*CHALLENGE*. Which lines in the records below contain the word "menu"? Copy each one out.
==================================================
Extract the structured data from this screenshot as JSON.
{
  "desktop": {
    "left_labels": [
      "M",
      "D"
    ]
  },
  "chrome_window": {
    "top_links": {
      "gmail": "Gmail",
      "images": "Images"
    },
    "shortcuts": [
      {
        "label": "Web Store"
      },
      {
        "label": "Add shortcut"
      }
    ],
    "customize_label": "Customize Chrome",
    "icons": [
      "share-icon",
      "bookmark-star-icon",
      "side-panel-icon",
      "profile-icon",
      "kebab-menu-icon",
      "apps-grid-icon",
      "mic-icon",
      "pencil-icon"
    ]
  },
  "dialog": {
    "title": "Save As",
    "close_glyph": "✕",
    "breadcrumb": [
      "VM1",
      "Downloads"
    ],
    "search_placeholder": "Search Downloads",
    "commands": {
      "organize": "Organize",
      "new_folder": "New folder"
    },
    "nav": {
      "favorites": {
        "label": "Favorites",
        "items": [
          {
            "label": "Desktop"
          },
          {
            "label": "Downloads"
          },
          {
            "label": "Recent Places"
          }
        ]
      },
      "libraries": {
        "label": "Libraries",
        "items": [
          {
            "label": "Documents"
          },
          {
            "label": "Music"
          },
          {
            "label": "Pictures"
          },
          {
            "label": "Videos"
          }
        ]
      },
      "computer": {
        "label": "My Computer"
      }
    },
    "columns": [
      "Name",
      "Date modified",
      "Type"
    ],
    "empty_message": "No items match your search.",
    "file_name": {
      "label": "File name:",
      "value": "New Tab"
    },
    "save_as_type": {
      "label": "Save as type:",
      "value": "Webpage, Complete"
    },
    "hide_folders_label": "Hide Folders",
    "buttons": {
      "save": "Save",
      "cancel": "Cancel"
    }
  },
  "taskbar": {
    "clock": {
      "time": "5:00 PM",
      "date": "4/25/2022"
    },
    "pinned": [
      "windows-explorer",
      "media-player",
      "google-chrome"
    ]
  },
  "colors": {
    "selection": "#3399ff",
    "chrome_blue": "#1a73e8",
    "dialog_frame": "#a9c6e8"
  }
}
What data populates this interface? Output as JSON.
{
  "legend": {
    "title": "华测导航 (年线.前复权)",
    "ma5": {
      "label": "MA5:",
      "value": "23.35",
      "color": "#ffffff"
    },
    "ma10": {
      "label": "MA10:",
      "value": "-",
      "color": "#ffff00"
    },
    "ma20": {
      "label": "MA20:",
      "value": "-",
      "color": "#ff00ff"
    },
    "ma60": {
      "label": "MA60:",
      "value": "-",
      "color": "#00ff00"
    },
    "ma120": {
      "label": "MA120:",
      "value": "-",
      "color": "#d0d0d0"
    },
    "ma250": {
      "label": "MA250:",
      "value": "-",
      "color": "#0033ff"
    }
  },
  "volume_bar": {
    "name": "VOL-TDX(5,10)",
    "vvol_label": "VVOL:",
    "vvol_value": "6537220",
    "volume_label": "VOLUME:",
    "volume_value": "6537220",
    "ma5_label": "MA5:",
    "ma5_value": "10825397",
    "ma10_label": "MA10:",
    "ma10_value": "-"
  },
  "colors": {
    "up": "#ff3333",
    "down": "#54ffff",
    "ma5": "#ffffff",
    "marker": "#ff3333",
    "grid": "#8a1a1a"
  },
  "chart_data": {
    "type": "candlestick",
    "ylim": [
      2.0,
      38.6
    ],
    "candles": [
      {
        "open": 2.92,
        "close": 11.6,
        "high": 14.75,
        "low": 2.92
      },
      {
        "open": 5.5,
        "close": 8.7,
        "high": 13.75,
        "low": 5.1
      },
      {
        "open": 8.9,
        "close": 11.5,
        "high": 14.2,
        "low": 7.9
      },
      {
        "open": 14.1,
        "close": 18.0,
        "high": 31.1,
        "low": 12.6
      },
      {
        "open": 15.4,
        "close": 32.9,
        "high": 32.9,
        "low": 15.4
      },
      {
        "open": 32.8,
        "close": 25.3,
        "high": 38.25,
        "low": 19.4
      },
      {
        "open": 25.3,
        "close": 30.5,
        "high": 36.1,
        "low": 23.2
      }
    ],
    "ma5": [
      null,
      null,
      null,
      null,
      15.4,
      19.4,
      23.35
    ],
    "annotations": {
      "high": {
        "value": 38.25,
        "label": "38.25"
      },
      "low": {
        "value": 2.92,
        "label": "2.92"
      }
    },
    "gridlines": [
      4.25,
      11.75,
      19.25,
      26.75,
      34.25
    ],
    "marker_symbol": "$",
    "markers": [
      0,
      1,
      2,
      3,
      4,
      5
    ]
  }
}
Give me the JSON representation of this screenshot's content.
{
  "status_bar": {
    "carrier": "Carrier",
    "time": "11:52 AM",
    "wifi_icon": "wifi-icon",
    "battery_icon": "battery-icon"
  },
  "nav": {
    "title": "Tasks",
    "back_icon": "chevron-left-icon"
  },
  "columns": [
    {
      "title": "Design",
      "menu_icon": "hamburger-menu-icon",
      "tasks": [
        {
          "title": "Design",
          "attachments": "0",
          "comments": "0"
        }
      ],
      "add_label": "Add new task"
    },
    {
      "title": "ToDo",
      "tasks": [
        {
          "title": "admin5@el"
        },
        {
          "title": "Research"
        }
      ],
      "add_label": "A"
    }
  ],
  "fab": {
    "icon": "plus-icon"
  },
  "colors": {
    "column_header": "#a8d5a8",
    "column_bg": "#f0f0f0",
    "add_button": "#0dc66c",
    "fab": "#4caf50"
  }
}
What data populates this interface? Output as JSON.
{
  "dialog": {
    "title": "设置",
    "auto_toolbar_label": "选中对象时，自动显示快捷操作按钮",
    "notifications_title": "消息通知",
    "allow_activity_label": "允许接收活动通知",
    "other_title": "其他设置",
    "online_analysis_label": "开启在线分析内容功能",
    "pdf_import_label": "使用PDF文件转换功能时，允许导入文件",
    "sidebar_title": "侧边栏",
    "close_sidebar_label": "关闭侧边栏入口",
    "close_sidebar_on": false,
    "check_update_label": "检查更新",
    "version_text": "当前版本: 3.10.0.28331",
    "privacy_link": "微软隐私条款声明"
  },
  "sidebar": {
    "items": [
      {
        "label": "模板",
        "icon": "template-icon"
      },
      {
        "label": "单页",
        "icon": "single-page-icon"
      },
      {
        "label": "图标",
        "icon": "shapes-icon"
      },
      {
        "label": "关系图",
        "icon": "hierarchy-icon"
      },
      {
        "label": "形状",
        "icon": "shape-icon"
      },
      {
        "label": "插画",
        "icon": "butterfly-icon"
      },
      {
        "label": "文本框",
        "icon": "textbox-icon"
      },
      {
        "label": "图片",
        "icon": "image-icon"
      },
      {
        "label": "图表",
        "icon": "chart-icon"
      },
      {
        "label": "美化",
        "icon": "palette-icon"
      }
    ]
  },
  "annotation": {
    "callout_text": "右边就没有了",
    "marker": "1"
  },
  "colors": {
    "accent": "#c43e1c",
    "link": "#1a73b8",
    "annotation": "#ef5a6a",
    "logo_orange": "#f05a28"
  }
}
==================================================
*FULL RESPONSE*.
      "kebab-menu-icon",
      "menu_icon": "hamburger-menu-icon",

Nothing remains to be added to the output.